[start of SUPPLIED DATA]

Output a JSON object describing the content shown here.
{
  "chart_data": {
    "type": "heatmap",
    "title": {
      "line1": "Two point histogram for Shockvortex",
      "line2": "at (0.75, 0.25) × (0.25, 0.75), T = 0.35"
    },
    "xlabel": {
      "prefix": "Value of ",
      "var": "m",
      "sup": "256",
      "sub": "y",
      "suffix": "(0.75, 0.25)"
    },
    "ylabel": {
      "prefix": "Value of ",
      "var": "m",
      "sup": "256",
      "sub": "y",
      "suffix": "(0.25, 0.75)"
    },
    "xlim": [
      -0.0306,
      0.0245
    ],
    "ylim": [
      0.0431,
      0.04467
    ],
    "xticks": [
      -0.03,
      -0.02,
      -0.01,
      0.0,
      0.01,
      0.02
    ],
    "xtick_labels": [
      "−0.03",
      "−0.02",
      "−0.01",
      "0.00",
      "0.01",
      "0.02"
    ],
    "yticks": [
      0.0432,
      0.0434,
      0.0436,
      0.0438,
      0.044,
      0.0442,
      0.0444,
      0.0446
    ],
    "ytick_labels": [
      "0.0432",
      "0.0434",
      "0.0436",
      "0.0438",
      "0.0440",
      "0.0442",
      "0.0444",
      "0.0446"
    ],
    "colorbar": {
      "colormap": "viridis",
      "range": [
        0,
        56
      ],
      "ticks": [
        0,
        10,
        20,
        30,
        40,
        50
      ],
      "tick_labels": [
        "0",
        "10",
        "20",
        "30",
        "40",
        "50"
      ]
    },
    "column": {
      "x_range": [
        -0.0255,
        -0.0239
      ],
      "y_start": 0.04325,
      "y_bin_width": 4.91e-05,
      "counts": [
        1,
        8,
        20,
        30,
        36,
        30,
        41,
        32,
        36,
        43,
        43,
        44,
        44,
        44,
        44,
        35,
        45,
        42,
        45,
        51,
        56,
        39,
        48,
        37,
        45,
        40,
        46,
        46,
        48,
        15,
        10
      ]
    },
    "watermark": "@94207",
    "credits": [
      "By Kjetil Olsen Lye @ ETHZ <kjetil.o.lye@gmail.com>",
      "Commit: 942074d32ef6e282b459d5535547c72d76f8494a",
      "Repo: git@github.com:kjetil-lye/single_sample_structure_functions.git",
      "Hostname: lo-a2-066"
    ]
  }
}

[end of SUPPLIED DATA]

Find all lines holding the string "kjetil" and copy them.

      "By Kjetil Olsen Lye @ ETHZ <kjetil.o.lye@gmail.com>",
      "Repo: git@github.com:kjetil-lye/single_sample_structure_functions.git",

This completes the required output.